[Entries from a visual dataset]

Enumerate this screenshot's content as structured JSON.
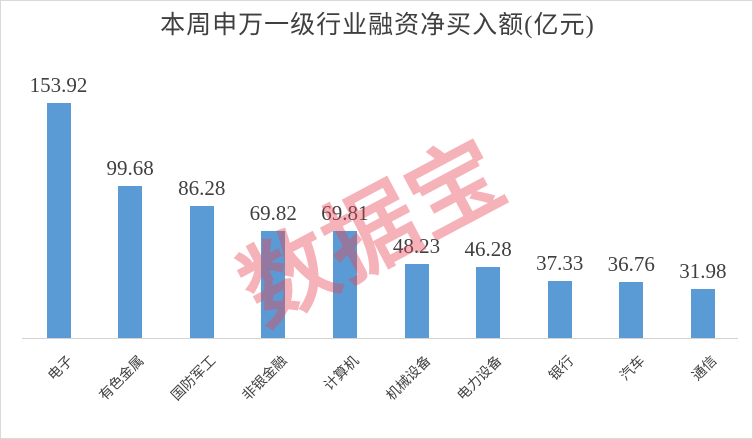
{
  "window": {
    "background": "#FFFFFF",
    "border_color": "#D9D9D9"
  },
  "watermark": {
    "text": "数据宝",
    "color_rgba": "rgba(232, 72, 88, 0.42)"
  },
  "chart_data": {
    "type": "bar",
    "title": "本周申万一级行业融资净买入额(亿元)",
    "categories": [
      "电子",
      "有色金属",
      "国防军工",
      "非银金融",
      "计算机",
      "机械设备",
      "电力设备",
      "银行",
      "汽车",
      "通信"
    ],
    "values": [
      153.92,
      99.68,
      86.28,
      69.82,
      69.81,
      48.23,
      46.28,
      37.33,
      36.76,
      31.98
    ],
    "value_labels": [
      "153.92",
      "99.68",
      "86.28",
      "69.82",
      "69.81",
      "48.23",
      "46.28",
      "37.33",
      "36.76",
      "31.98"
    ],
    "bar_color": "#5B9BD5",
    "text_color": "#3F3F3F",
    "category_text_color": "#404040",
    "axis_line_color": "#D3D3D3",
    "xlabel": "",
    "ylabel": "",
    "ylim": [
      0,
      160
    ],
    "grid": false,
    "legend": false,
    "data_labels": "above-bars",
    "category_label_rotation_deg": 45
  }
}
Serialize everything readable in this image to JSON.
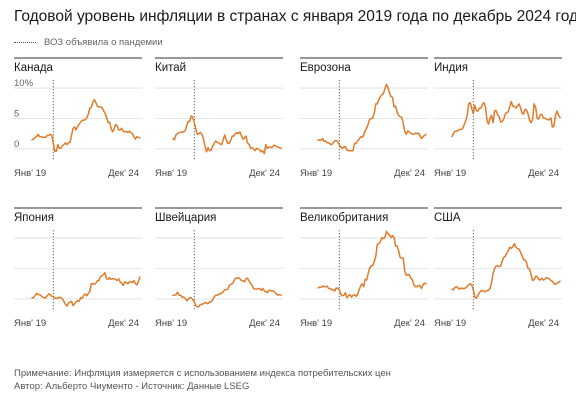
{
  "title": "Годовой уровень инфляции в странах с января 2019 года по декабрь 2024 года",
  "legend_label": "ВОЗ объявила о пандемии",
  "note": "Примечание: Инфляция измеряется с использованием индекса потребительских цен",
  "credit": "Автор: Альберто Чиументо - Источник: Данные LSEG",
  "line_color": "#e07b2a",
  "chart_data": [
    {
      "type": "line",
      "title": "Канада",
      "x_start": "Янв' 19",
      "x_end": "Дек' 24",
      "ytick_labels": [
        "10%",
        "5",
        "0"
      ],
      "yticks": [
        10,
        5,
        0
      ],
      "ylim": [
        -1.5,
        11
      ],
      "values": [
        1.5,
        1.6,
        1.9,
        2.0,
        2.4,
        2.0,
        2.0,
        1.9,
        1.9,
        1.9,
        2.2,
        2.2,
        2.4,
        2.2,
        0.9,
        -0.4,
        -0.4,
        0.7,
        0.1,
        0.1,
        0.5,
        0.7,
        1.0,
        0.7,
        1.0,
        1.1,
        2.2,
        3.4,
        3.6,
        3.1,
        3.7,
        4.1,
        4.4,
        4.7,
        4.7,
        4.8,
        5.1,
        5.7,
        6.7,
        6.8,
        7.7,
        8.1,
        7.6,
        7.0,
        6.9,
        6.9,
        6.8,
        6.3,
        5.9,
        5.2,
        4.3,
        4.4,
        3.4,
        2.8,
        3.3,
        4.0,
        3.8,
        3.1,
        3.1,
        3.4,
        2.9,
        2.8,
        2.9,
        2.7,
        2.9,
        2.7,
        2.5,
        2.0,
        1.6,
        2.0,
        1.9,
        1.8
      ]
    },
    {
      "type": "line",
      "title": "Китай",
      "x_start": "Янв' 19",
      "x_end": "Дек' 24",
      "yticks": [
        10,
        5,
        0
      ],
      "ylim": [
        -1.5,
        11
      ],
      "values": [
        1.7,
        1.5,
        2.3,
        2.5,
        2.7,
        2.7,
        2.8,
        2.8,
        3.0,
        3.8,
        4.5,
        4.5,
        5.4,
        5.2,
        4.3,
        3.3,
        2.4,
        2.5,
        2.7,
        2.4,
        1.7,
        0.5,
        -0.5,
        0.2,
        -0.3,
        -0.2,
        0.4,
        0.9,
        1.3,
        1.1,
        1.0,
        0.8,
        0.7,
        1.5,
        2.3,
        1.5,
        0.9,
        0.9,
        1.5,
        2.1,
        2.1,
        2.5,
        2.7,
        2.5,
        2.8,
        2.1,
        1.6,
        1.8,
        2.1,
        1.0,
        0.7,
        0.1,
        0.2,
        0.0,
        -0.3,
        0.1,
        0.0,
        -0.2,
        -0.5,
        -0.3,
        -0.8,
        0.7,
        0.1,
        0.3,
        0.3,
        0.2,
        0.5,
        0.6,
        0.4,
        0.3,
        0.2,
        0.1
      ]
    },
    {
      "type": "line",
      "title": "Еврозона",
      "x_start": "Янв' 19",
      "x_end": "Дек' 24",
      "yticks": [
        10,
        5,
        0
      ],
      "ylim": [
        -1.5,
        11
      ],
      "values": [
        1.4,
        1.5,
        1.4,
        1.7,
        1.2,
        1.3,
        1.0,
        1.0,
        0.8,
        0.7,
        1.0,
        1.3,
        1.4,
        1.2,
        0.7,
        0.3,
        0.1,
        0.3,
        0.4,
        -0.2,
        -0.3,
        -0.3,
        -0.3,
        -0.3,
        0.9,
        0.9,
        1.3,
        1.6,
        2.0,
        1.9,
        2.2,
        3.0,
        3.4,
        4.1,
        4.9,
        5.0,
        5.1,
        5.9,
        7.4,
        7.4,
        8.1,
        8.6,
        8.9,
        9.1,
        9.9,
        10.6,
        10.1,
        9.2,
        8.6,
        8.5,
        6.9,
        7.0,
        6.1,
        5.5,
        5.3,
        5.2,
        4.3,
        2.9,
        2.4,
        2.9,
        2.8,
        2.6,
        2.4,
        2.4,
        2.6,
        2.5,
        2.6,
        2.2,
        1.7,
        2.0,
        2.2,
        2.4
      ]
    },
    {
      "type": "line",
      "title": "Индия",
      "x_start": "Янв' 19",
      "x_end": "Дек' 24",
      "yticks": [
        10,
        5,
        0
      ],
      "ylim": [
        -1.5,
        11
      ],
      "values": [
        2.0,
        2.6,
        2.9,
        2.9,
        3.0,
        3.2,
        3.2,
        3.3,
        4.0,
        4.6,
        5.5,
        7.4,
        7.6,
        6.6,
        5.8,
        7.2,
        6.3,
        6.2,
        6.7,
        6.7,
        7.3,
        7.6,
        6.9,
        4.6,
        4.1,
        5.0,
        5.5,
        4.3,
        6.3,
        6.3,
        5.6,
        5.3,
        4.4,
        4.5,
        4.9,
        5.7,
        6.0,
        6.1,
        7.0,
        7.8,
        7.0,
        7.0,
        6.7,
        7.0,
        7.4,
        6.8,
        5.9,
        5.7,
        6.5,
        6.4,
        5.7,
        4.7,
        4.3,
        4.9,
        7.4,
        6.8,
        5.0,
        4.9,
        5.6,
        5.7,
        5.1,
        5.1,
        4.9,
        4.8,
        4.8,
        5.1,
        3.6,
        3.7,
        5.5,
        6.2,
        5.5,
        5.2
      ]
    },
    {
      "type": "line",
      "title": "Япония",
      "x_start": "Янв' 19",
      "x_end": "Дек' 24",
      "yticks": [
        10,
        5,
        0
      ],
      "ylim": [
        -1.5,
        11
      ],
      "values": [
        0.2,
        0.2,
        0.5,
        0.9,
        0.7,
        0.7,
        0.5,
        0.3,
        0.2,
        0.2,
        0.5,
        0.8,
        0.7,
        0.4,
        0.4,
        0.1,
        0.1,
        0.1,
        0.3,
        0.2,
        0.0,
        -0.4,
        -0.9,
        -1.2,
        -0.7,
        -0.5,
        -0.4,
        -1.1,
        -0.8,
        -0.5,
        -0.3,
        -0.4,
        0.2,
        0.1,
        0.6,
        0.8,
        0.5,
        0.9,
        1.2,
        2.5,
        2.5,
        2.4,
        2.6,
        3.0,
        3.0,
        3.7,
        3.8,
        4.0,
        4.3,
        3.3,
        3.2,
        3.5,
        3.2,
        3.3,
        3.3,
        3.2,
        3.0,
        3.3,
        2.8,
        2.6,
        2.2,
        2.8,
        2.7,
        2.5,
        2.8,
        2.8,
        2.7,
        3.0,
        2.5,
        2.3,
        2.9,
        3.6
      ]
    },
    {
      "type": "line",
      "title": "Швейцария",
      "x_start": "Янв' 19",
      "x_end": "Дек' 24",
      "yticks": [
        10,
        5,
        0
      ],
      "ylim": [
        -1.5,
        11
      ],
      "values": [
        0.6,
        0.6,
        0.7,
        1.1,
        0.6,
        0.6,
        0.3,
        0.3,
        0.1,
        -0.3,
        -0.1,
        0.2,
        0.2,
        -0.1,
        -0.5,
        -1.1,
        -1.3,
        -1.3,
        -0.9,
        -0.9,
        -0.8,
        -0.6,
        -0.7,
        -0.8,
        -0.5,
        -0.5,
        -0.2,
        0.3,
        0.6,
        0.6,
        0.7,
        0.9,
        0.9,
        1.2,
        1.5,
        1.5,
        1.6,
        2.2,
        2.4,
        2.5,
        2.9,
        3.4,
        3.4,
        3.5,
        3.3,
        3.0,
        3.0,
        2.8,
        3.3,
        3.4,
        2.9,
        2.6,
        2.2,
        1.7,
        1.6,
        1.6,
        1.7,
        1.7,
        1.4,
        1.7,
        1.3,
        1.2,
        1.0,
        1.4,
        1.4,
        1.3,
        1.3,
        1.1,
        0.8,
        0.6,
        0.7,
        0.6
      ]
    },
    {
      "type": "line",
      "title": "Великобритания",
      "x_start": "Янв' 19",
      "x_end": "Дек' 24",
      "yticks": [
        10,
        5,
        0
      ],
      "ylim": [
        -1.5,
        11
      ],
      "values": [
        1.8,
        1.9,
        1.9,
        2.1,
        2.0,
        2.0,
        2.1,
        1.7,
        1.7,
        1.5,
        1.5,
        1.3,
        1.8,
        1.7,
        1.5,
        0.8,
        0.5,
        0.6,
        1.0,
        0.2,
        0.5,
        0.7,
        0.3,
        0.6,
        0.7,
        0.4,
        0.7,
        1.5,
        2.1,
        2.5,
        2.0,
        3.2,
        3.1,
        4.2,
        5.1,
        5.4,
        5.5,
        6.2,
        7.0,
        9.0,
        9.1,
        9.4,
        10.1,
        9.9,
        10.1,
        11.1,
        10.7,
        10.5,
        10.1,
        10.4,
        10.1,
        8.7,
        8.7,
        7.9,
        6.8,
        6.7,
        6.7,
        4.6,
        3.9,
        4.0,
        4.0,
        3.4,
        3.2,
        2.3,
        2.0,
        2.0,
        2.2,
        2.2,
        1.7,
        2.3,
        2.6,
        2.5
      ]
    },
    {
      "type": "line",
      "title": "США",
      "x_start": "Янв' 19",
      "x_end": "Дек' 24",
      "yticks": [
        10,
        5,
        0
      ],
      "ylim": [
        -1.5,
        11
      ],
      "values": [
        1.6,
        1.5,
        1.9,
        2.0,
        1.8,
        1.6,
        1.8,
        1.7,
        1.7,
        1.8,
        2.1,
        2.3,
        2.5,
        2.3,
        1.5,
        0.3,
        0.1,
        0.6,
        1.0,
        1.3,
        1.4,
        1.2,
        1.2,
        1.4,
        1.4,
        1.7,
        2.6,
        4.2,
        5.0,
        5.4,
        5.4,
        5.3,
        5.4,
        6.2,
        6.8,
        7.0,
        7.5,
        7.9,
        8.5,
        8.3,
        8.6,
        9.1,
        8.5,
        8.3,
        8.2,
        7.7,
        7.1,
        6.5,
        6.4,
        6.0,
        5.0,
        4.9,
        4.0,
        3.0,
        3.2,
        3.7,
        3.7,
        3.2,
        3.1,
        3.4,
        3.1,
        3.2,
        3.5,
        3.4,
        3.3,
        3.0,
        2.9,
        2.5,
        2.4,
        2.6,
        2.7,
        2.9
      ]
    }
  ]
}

* * *

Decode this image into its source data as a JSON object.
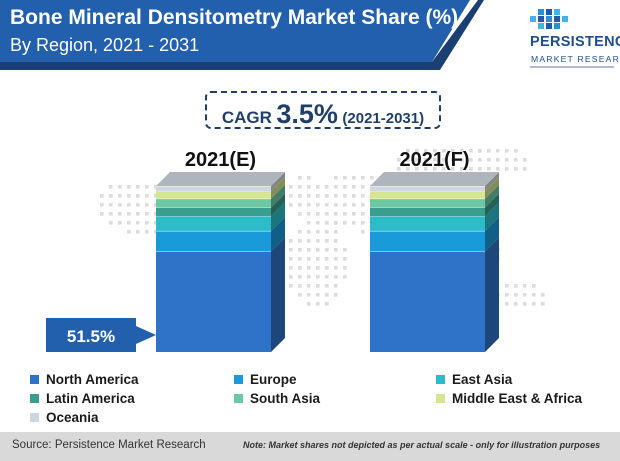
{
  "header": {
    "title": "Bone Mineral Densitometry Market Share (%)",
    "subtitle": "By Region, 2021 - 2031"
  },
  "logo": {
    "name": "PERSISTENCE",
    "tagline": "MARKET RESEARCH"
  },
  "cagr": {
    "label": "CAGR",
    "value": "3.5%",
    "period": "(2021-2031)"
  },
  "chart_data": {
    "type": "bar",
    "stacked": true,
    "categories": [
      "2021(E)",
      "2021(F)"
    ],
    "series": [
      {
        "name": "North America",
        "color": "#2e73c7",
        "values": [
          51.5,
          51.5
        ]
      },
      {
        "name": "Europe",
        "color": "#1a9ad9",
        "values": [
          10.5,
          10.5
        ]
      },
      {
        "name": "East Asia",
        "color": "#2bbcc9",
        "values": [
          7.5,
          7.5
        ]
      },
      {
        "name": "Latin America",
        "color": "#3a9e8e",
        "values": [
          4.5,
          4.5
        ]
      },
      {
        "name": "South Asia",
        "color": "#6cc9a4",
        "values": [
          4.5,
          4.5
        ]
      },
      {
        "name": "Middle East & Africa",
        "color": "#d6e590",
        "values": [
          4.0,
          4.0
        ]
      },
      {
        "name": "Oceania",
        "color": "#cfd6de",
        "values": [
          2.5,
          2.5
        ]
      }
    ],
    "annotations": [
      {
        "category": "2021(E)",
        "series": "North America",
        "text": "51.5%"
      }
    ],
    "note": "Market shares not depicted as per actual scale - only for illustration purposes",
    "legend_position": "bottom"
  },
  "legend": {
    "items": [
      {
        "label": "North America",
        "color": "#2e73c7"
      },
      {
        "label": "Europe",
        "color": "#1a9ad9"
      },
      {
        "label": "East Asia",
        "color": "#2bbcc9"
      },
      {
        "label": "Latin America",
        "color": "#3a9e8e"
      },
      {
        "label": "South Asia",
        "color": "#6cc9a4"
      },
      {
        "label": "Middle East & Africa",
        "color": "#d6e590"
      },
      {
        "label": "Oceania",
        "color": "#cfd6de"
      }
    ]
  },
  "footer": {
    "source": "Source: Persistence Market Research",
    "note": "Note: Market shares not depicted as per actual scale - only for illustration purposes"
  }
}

--

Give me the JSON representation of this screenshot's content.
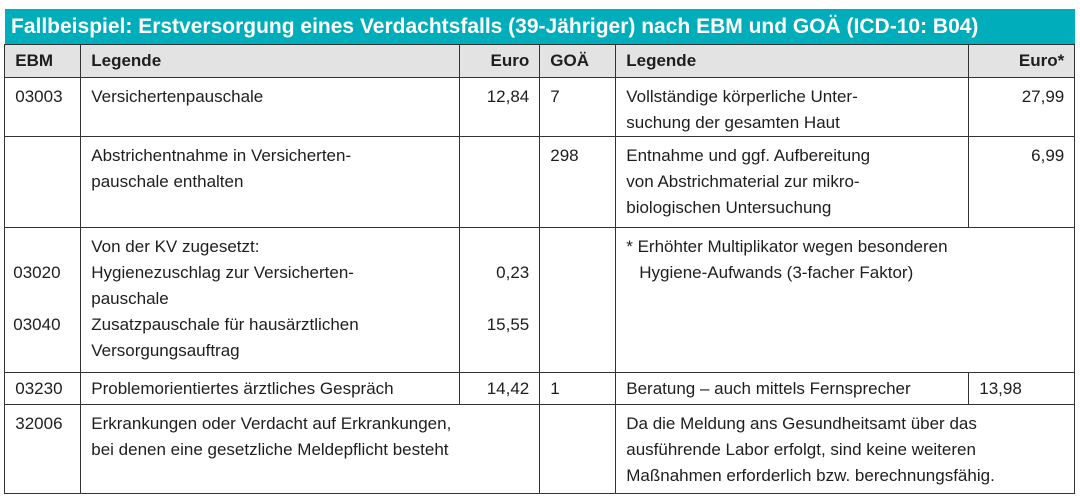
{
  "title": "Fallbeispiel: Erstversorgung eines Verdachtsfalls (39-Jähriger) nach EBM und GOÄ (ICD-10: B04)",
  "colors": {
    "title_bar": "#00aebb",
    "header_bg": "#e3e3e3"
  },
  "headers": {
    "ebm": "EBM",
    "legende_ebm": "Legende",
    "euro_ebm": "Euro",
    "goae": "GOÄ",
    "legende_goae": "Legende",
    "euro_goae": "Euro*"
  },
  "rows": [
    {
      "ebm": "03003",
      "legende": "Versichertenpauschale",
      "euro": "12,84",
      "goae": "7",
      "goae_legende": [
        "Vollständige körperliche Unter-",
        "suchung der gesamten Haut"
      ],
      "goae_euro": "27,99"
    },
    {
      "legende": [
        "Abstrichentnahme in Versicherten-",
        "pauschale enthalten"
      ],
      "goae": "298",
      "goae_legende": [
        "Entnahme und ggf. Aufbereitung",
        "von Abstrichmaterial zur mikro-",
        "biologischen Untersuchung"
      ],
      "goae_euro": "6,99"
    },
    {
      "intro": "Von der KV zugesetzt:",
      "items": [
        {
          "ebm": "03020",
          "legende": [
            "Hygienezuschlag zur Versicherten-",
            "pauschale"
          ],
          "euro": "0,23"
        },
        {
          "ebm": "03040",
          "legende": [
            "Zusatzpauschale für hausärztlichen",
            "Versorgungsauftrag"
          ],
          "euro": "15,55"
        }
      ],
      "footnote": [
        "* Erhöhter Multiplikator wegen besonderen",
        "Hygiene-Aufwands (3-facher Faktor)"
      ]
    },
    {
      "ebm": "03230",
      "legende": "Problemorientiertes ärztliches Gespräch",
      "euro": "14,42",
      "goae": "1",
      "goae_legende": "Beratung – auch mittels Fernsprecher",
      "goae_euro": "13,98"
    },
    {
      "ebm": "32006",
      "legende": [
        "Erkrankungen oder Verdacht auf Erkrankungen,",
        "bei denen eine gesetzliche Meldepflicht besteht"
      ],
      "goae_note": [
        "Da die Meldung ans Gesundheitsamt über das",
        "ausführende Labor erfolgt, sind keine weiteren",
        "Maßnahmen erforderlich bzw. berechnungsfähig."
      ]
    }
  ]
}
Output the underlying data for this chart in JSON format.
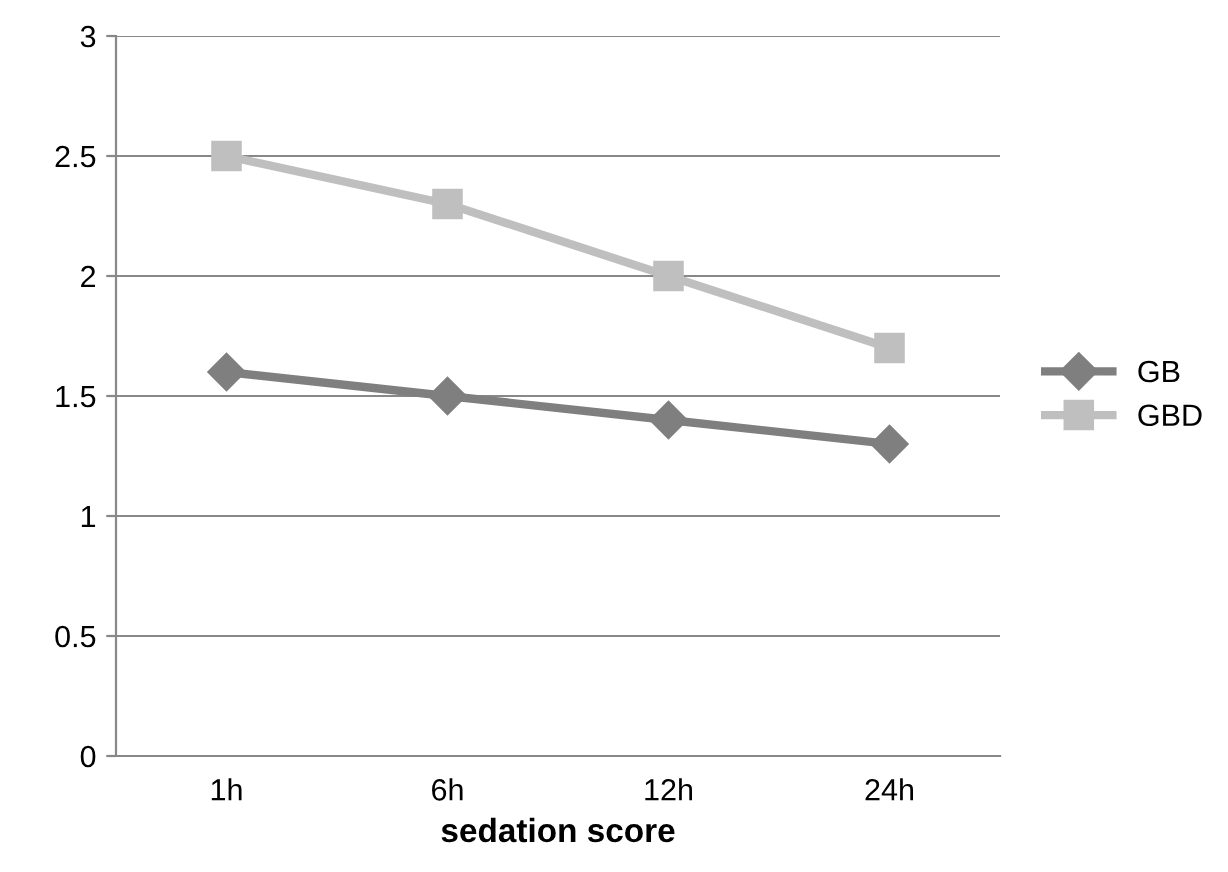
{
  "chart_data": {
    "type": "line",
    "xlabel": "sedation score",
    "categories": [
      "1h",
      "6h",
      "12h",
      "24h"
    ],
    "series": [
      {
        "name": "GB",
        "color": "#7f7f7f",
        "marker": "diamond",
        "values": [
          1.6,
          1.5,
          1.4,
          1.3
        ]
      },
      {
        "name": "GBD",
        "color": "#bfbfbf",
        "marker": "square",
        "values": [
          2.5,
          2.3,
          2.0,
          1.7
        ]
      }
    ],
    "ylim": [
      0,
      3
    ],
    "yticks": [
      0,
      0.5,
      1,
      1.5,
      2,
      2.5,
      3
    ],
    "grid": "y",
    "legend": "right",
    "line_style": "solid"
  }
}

WORK TO COMPLETE: Find and copy each line above that includes the string "Middle".

OUTPUT FOR THIS TASK:
        "name": "Middle East & Africa",
        "label": "Middle East & Africa",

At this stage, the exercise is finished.